-- begin Materials provided --

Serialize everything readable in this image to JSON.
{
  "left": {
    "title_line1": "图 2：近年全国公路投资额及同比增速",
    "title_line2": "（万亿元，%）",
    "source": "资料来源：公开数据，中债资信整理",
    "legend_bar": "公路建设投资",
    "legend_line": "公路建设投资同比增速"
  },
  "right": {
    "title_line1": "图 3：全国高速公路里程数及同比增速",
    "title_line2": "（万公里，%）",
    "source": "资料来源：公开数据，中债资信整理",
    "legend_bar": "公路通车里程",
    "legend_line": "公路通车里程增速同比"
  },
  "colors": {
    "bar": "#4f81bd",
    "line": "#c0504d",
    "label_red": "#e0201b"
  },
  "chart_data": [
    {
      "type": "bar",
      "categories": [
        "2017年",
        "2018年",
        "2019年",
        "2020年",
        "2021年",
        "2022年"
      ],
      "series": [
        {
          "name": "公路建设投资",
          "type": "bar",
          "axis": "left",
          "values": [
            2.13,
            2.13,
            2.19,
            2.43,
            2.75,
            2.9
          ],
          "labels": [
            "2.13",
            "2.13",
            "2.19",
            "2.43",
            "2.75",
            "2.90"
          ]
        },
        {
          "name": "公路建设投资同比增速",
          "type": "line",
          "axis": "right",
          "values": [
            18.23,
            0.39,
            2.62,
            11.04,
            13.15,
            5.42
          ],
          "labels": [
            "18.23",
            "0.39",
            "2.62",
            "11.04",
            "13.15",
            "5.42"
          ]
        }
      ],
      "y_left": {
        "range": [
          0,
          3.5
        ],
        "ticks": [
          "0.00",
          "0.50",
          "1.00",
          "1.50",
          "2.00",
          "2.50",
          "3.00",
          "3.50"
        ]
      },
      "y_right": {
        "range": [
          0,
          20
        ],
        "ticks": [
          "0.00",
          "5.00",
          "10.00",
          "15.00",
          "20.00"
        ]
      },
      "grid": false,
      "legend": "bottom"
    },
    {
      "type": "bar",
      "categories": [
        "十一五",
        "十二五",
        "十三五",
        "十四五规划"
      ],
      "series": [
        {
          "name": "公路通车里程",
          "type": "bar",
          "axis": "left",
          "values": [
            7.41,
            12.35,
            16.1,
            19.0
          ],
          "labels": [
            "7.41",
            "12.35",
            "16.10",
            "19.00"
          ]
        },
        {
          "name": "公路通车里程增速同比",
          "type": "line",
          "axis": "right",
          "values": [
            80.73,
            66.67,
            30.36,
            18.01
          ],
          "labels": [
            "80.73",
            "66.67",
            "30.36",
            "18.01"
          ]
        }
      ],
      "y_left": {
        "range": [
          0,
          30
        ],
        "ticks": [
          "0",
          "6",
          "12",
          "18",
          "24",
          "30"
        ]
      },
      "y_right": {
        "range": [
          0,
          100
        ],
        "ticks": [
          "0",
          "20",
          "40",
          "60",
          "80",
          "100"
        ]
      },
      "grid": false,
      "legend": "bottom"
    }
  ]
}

-- end Materials provided --

◆ **Work to do**: Go through the listing above and locate each line that holds the word "name". Copy those lines.

◆ **The completed task**:
          "name": "公路建设投资",
          "name": "公路建设投资同比增速",
          "name": "公路通车里程",
          "name": "公路通车里程增速同比",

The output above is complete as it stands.